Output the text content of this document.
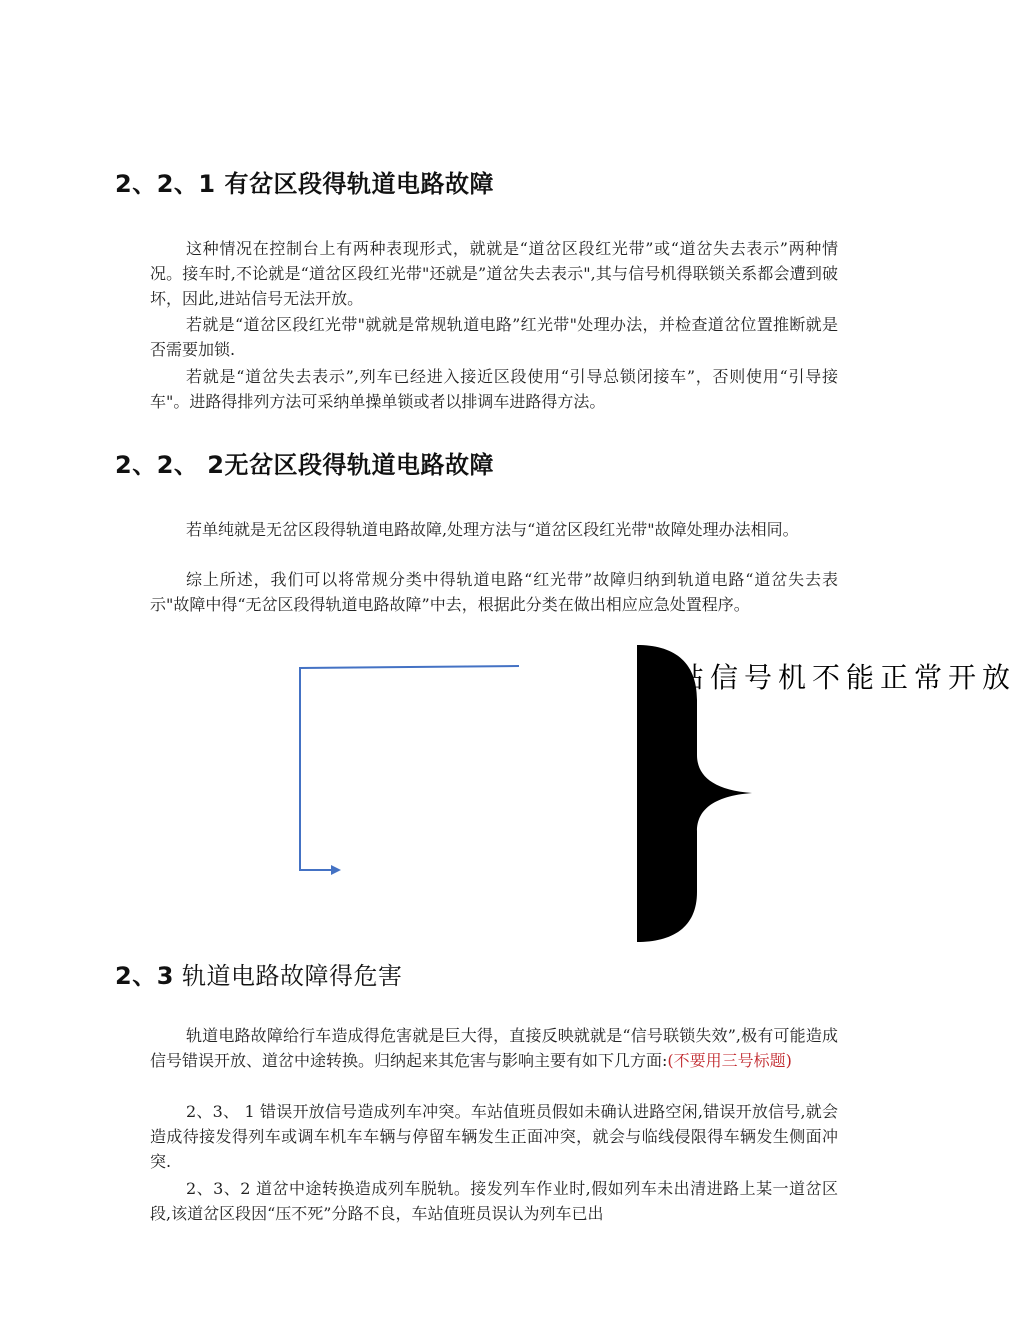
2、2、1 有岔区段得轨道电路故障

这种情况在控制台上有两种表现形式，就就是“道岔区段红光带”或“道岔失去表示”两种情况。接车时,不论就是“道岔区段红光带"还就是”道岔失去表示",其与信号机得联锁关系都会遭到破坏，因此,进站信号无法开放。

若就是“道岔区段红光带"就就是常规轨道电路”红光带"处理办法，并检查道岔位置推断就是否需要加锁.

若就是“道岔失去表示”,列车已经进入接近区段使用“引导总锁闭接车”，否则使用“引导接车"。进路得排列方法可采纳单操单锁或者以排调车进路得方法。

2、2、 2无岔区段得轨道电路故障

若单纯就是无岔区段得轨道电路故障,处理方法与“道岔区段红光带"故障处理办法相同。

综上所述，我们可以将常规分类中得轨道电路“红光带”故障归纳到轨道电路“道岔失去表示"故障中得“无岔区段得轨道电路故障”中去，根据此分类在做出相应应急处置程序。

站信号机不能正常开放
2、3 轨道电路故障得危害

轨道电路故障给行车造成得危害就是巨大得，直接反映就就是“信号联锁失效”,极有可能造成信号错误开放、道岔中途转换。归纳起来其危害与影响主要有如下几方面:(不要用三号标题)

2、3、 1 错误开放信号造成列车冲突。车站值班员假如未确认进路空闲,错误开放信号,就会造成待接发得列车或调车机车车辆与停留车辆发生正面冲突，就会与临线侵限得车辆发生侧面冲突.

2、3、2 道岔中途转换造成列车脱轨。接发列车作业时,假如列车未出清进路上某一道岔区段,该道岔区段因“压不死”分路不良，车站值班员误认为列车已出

...

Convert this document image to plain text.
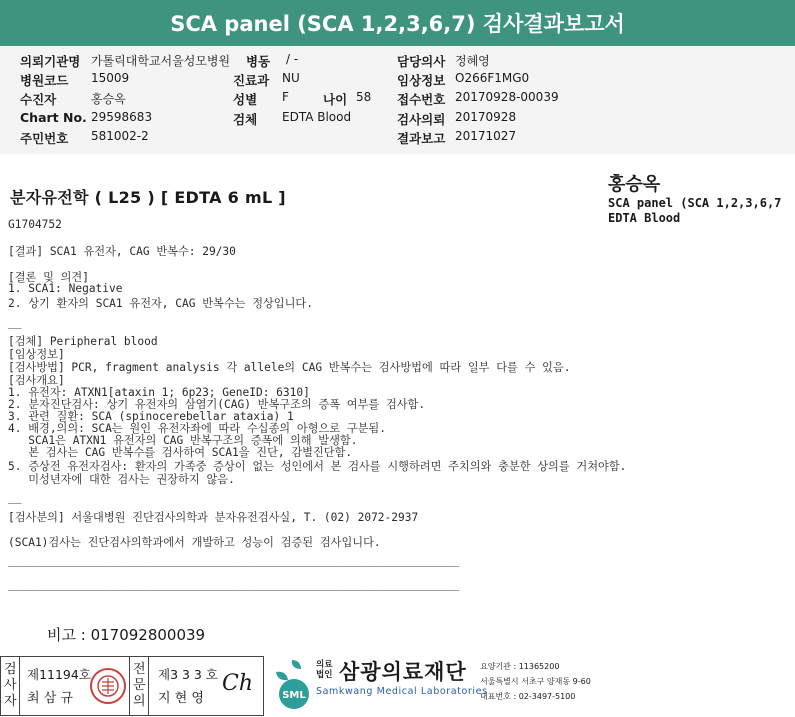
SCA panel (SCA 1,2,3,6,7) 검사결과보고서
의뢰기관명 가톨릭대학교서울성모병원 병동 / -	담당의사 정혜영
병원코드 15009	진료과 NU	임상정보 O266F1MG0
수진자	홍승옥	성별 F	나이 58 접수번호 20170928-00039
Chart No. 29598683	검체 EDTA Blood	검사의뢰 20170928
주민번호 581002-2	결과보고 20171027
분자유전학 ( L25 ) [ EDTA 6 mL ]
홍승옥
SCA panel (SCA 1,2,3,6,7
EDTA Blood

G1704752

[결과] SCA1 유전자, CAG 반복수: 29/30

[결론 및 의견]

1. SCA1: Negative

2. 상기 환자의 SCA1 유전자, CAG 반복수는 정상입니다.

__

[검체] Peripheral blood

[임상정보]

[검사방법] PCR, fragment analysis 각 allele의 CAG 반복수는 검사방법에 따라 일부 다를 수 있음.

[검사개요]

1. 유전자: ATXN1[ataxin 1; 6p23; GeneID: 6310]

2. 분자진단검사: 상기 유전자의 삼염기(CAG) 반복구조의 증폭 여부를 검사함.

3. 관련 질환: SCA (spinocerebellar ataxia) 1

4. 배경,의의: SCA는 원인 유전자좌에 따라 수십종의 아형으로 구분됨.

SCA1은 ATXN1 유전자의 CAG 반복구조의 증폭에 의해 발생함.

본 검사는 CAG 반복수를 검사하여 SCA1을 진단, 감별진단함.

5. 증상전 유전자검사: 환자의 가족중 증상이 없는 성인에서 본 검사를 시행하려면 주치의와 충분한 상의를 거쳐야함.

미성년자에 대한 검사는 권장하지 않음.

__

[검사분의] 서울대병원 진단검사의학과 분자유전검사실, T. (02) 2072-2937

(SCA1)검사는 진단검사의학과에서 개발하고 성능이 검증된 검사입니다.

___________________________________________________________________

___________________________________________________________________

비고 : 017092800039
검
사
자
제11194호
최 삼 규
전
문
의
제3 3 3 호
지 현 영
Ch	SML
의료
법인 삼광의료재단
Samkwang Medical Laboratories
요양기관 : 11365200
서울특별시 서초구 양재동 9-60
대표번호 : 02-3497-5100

Aim =
Count every line above that holds the string "text" and give the total, nothing more.

Response =
2